Entries from a dataset >>
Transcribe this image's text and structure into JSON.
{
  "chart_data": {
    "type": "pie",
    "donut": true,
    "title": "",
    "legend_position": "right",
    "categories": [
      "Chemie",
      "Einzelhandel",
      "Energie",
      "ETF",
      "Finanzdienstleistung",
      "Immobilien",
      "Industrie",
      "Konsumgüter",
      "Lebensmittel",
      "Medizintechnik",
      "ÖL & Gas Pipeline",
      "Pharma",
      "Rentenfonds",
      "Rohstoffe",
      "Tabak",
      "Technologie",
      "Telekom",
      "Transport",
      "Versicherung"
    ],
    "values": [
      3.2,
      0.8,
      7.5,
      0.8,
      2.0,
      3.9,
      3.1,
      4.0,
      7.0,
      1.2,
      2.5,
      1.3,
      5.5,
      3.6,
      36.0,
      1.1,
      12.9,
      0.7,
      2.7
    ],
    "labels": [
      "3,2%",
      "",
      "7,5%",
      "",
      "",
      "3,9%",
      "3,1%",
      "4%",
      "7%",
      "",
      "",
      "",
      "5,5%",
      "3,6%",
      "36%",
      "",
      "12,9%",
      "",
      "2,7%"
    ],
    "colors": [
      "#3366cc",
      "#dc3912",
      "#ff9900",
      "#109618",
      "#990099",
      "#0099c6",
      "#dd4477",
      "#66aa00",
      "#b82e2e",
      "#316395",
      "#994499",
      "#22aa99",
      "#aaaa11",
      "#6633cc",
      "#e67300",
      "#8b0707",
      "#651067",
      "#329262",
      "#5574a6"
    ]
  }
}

What is asked >>
Repeat the data verbatim.

Correct response >>
Transcribe this image's text and structure into JSON.
{
  "chart_data": {
    "type": "pie",
    "donut": true,
    "title": "",
    "legend_position": "right",
    "categories": [
      "Chemie",
      "Einzelhandel",
      "Energie",
      "ETF",
      "Finanzdienstleistung",
      "Immobilien",
      "Industrie",
      "Konsumgüter",
      "Lebensmittel",
      "Medizintechnik",
      "ÖL & Gas Pipeline",
      "Pharma",
      "Rentenfonds",
      "Rohstoffe",
      "Tabak",
      "Technologie",
      "Telekom",
      "Transport",
      "Versicherung"
    ],
    "values": [
      3.2,
      0.8,
      7.5,
      0.8,
      2.0,
      3.9,
      3.1,
      4.0,
      7.0,
      1.2,
      2.5,
      1.3,
      5.5,
      3.6,
      36.0,
      1.1,
      12.9,
      0.7,
      2.7
    ],
    "labels": [
      "3,2%",
      "",
      "7,5%",
      "",
      "",
      "3,9%",
      "3,1%",
      "4%",
      "7%",
      "",
      "",
      "",
      "5,5%",
      "3,6%",
      "36%",
      "",
      "12,9%",
      "",
      "2,7%"
    ],
    "colors": [
      "#3366cc",
      "#dc3912",
      "#ff9900",
      "#109618",
      "#990099",
      "#0099c6",
      "#dd4477",
      "#66aa00",
      "#b82e2e",
      "#316395",
      "#994499",
      "#22aa99",
      "#aaaa11",
      "#6633cc",
      "#e67300",
      "#8b0707",
      "#651067",
      "#329262",
      "#5574a6"
    ]
  }
}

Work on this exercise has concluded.